Chipkrise: Mehrere Wochen oder Monate Warten auf Spülmaschinen
Kunden des Haushaltsgeräteherstellers BSH müssen wegen der Chipkrise mit längeren Wartezeiten rechnen. Eine Sprecherin der Bosch-Tochter sagte dem Tagesspiegel(öffnet im neuen Fenster) , es müsse mit Lieferproblemen gerechnet werden. "Es sind fast alle Produktkategorien, am stärksten jedoch Geschirrspüler, betroffen" . Aufgrund der volatilen Lage könne man keine pauschale Aussage zur Lieferfähigkeit machen, "bei Geschirrspülern kann diese aber mehrere Wochen oder Monate betragen" .
Europas größter Haushaltsgerätehersteller musste wegen Materialmangels seine Produktion anpassen und in Einzelfällen sogar vorübergehend einstellen. "Aufgrund der weltweit schlechten Versorgungslage sind bestimmte Halbleiter, die für unsere Hausgeräte unverzichtbar sind, derzeit nicht in ausreichender Menge verfügbar" , sagte die Sprecherin.
Die Chipkrise begann nach Nachfrageschwankungen im Jahr 2020 und betrifft verschiedenste Branchen. Zu dem Mikrochip-Mangel kommen noch fehlende Frachtkapazitäten. Im Oktober 2021 berichtete die Frankfurter Allgemeine Zeitung(öffnet im neuen Fenster) aus Branchenkreisen, dass eine Zwischenlösung für einen Geschirrspüler von BSH, der ohne Chip auf den Markt kam, in wenigen Stunden ausverkauft war.
"In Geschirrspülern kommen verschiedenste Chips zur Anwendung, bei denen es zu Versorgungsengpässen kommt. Wir können nicht sagen, dass ein bestimmter Chip besonders betroffen ist, weil eine Vielzahl an elektronischen Bauteilen beteiligt sind und sich die Verfügbarkeit auch immer wieder ändert" , sagte Eva Bauerschmidt, Sprecherin BSH Hausgeräte, Golem.de auf Anfrage. Grundsätzlich betreffe dies die gesamte Funktionalität des Geschirrspülers, also auch die Steuerung des Gerätes an sich.

## Eingabedaten
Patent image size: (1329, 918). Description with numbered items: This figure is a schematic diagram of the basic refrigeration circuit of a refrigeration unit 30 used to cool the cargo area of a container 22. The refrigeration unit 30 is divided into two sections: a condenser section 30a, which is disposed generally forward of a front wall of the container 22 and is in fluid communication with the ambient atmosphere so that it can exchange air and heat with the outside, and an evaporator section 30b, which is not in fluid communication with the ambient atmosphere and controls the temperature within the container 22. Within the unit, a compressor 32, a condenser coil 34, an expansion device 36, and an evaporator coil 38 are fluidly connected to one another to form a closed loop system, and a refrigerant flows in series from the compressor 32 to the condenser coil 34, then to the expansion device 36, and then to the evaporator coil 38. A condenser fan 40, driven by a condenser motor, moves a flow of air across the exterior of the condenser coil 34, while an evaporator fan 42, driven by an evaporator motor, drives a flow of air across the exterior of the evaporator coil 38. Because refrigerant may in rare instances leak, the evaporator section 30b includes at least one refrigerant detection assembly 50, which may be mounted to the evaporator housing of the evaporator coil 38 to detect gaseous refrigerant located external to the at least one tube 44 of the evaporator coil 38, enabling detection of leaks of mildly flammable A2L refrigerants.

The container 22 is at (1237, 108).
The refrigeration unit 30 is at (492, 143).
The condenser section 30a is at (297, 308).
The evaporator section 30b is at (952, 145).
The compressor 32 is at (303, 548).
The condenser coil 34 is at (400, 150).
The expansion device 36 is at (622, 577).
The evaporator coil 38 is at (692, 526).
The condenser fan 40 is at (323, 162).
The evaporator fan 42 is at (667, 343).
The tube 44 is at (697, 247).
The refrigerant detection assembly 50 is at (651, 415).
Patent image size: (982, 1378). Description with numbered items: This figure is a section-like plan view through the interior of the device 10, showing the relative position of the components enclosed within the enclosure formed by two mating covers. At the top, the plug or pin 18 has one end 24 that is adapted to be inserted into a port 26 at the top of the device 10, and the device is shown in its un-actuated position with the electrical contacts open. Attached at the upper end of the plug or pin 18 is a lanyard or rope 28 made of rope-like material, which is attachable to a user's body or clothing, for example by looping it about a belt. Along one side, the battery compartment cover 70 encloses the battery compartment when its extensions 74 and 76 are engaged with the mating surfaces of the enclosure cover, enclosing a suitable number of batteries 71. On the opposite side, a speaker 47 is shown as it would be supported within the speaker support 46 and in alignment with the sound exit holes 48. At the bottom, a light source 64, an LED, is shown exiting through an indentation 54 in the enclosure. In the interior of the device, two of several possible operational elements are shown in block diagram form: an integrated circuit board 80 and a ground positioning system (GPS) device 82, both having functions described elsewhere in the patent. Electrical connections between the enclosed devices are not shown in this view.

## Zu erledigende Aufgaben
**1.** Erkläre in ein bis drei Sätzen, warum BSH laut dem Text zur Analyse seine Produktion anpassen und in Einzelfällen sogar vorübergehend einstellen musste.
**2.** Beantworte die Frage, welche Produktkategorie nach dem Text zur Analyse am stärksten von den Lieferproblemen betroffen ist.
Die Zeilen haben mit dem Text zur Analyse nichts zu tun.

## Ergebnisse je Aufgabe
**1.** BSH musste wegen Materialmangels so handeln. Aufgrund der weltweit schlechten Versorgungslage sind bestimmte Halbleiter, die für die Hausgeräte unverzichtbar sind, derzeit nicht in ausreichender Menge verfügbar.

**2.** Geschirrspüler.